## What the exercise asks
Answer with a number only: how many lines of the data contain "façon"?

(Stored items)
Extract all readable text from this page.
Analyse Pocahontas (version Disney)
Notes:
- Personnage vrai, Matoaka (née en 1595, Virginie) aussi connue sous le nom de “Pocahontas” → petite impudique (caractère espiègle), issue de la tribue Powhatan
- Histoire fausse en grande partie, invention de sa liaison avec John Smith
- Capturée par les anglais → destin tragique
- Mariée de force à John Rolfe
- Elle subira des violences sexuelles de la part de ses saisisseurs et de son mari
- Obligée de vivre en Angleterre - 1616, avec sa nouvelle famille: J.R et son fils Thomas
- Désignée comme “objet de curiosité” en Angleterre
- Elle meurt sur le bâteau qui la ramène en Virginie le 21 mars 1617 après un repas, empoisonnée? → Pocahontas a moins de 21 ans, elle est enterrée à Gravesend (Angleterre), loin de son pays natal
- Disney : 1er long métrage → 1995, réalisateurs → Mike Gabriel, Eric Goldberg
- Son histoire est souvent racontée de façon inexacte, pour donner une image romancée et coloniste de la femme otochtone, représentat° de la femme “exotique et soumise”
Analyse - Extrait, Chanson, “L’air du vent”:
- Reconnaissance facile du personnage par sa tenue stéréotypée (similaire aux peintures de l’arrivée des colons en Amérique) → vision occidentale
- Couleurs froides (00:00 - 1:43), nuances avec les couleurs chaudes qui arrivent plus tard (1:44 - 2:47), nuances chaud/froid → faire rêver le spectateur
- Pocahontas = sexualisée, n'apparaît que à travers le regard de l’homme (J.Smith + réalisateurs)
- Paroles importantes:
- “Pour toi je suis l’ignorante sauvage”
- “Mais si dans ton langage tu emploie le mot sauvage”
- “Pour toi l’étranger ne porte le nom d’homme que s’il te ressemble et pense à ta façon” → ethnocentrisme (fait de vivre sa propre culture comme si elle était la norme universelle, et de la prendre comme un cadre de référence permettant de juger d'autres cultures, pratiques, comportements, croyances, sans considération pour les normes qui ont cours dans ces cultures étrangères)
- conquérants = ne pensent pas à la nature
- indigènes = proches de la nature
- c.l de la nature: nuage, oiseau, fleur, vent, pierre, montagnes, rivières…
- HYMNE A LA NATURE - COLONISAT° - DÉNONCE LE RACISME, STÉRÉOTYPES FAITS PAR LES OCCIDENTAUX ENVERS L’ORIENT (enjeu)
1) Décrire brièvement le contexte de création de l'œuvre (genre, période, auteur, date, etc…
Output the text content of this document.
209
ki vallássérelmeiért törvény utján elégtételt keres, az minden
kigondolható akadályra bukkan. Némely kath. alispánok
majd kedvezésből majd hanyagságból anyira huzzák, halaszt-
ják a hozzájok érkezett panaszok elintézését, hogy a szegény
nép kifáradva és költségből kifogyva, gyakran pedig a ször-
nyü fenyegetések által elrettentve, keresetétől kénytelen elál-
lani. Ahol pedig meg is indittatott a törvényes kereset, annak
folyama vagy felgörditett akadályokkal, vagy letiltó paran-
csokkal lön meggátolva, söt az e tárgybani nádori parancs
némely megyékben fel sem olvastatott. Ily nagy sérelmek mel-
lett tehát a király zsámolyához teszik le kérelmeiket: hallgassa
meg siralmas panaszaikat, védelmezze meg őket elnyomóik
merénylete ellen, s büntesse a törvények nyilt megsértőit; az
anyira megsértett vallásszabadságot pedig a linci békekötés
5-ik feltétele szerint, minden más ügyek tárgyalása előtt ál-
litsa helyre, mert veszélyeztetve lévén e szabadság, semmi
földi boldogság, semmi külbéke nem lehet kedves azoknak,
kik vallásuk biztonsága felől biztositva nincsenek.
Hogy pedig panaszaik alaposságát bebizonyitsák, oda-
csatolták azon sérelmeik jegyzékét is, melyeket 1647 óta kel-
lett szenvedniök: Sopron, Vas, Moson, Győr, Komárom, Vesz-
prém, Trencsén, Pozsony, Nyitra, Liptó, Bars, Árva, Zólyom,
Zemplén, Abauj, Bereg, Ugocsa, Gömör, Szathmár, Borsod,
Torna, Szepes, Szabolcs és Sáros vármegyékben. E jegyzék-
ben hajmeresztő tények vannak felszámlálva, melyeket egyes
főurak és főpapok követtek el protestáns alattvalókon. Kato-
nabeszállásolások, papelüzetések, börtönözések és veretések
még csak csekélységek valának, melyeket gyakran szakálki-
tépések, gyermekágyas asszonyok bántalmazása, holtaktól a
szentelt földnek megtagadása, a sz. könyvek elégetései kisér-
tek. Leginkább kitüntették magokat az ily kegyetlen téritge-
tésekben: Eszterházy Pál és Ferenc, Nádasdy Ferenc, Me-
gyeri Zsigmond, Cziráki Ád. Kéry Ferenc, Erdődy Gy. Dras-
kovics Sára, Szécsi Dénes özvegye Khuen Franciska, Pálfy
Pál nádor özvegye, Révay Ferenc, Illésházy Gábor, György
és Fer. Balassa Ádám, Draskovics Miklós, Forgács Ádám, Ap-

## Full answer
2